▸ Consignes de travail
Recopiez le passage du texte sur les tableaux de Barbara Dasnoy en commençant à « Le souffle des » et en terminant à « un regard attentif. ». Renommez-y « peintures » en « toiles ».

Le souffle des images

L’une des caractéristiques essentielles des peintures de Barbara Dasnoy est la claire lisibilité des différents éléments qui les composent. L’avant et l’arrière des surfaces et des lignes, la séquence des plans visuels et des couches de peinture, tout cela peut être clairement identifié par un regard attentif.

Cela est dû au fait que l’artiste réalise toujours ses bandes horizontales et verticales en ascension, déterminant l'image avec une peinture fortement diluée qu’elle applique avec des pinceaux plats extra-larges. Même les couches monochromes appliquées sur de grandes surfaces que Barbara applique de temps à autre sont travaillées avec de la lasure semi-transparente. Il subsiste ainsi - et pas seulement dans les espaces quadrillés ou les fenêtres d’observation délimitées géométriquement que la peintre nomme 'cartouches', mais aussi à travers les fines couches de peinture – des états et des phases antérieurs de la structure de la toile. Ces derniers restent encore visibles, du moins en partie, et donc présents contribuant à l’effet d’ensemble que produit l'oeuvre. Ainsi, ces tableaux ne créent pas seulement un espace pictural propre et original, mais peuvent être vécus comme une sédimentation du temps. Ce terme est utilisé volontiers par l’artiste, expliquant ainsi sa façon de travailler en traits de pinceau qui s’accumulent côte à côte, ou se chevauchent.

Cette sédimentation apparaît sur les trois collages plus petits et les six collages plus grands que Barbara présente sur le lieu d’exposition, la Ferme de Flagey, et en lien évident et naturel avec l'oeuvre et la vie de Gustave Courbet. Même si les moyens formels que Barbara Dasnoy utilise pour ses collages sont très différents de ceux qu'elle utilise dans sa peinture, ils sont comparables dans le recours aux couches temporelles. L’artiste a tenu à se rapprocher de Gustave Courbet, même si sa propre œuvre ne témoigne pas d'une continuité évidente avec l'oeuvre du maître d'Ornans: le lien ici, à Flagey, entre Barbara Dasnoy et Courbet ne découle pas d’une analyse de l'histoire de l'art, mais du fait que l'artiste feuillette avec le maître d'Ornans tout un album de souvenirs, de connaissances, de découvertes et d’associations subjectives pour établir une relation artistique et professionnelle entre eux à partir de montages signifiants. Le point de départ de ces collages sont d'une part six poèmes elliptiques (qui évoquent quelque peu les haïkus japonais) et trois textes de Jacques Montredon avec qui l’artiste entretient depuis longtemps des liens d’amitié, et d'autre part le tableau 'Le chêne de Flagey' peint par Courbet en 1864 et que le Musée Courbet à Ornans a acquis en 2012. Lorsqu’on songe que Courbet a exposé ce tableau sous le titre 'Le chêne de Vercingétorix', il apparaît clairement que cette évocation historique n'est autre qu'une métaphore de son attitude politique contestant le pouvoir absolu de Napoléon III. Dans ce tableau a priori réaliste de la nature, des couches temporelles et des significations hétérogènes se chevauchent les unes les autres. Ceci est à rapprocher de la présence dans les collages de Barbara Dasnoy des esquisses d’une pierre commémorative romaine, structure antique d’une mémoire du temps et des souvenirs.

▸ Jeu de données
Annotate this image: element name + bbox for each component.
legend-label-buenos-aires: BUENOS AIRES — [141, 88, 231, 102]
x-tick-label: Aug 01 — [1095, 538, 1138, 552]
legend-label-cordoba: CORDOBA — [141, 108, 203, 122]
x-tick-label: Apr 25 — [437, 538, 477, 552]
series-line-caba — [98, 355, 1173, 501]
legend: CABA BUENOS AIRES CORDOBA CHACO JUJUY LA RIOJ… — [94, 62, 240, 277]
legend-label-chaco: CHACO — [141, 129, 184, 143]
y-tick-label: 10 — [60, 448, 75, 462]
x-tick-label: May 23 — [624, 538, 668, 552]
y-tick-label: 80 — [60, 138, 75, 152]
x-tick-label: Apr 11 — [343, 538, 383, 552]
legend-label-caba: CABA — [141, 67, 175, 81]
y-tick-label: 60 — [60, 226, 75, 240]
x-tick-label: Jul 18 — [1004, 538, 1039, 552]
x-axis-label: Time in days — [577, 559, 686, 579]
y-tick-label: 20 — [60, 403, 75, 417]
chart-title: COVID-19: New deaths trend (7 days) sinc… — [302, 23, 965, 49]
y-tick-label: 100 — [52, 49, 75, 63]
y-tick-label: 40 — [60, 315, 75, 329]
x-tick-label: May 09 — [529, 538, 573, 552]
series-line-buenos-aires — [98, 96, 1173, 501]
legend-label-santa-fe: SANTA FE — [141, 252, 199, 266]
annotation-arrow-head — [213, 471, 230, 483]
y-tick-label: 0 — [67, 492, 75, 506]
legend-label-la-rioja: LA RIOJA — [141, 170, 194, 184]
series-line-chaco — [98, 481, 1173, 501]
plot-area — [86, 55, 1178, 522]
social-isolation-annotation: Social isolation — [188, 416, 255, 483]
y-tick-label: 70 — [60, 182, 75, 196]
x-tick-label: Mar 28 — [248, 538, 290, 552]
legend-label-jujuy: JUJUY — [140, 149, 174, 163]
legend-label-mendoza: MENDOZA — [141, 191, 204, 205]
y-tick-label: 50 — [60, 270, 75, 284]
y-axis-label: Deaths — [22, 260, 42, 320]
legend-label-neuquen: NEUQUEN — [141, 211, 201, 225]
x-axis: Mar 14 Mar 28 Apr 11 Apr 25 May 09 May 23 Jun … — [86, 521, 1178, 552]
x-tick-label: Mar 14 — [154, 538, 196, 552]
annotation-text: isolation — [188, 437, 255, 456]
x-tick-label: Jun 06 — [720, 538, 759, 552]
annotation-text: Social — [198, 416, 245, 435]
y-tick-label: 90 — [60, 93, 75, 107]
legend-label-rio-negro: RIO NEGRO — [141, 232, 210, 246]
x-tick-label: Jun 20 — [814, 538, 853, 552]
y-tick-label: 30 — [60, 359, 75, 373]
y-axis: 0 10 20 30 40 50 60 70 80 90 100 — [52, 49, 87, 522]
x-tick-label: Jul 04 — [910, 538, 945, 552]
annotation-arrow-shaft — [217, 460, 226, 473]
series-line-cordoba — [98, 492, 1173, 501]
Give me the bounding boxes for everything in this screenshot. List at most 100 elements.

--

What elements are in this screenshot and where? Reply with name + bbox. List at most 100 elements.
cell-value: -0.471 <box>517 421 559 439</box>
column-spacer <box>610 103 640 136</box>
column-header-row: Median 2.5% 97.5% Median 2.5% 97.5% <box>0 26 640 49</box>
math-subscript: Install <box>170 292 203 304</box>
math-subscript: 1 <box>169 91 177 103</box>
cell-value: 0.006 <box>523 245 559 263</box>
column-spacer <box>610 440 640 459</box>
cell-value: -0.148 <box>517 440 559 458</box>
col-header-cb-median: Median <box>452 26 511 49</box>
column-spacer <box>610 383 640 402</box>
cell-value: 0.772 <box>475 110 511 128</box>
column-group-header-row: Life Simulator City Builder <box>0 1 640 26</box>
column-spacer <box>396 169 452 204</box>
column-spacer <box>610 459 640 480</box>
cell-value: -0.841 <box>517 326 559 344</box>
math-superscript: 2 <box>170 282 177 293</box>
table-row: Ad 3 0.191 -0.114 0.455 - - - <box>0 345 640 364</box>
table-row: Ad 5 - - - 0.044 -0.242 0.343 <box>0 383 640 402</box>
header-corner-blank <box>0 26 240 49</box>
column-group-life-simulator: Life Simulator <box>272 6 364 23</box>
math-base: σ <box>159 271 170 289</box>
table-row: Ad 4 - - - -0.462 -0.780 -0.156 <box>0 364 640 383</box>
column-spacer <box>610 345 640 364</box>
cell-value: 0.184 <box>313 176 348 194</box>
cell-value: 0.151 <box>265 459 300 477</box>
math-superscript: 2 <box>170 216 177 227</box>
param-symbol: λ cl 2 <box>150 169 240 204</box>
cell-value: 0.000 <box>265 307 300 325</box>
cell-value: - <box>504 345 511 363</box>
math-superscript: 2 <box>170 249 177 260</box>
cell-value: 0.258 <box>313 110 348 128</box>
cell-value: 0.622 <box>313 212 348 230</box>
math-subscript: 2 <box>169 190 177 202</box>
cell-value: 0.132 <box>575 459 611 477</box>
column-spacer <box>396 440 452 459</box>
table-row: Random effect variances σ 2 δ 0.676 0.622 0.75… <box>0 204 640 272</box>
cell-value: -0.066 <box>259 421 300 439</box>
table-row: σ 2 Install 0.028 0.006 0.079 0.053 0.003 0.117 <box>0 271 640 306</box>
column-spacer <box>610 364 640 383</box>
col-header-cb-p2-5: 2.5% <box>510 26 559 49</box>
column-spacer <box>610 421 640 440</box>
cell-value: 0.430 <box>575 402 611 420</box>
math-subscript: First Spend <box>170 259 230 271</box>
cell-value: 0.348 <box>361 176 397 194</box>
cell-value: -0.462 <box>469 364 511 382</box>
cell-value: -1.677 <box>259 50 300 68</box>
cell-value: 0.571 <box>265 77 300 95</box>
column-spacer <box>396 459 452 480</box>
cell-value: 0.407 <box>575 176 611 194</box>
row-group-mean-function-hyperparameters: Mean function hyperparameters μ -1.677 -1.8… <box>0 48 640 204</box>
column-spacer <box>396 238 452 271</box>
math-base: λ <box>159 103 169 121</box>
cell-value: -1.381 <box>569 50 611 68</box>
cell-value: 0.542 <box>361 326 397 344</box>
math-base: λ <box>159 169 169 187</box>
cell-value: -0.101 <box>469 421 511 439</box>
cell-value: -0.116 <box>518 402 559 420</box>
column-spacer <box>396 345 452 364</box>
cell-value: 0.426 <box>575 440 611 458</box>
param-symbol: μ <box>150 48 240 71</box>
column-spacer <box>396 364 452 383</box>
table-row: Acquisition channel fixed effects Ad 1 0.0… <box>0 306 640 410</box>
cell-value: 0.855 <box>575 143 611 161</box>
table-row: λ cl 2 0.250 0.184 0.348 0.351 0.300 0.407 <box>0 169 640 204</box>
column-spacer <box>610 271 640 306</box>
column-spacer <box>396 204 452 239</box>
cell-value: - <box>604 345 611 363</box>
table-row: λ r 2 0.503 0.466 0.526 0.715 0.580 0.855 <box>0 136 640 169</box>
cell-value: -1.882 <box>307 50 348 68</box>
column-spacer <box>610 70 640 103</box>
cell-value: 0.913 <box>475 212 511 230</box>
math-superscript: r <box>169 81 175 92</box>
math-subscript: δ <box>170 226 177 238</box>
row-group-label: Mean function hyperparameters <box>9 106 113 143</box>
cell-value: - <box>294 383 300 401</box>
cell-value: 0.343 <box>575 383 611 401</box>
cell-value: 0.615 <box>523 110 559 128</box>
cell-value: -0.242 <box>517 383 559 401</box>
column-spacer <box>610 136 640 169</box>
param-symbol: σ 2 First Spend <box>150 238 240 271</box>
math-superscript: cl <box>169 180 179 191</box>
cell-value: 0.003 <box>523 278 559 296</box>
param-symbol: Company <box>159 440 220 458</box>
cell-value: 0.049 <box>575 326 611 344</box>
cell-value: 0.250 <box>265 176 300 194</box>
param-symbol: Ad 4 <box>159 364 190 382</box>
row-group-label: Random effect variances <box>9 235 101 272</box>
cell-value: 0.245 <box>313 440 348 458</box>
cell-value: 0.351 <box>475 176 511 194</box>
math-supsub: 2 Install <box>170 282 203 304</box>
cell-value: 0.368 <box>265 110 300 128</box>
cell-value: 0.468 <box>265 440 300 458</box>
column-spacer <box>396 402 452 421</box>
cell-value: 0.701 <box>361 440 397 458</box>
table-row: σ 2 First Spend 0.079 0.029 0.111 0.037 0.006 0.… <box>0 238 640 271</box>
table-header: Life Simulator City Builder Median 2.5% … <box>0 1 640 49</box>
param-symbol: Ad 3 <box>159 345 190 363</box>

▸ Corrigé proposé
Le souffle des images

L’une des caractéristiques essentielles des toiles de Barbara Dasnoy est la claire lisibilité des différents éléments qui les composent. L’avant et l’arrière des surfaces et des lignes, la séquence des plans visuels et des couches de peinture, tout cela peut être clairement identifié par un regard attentif.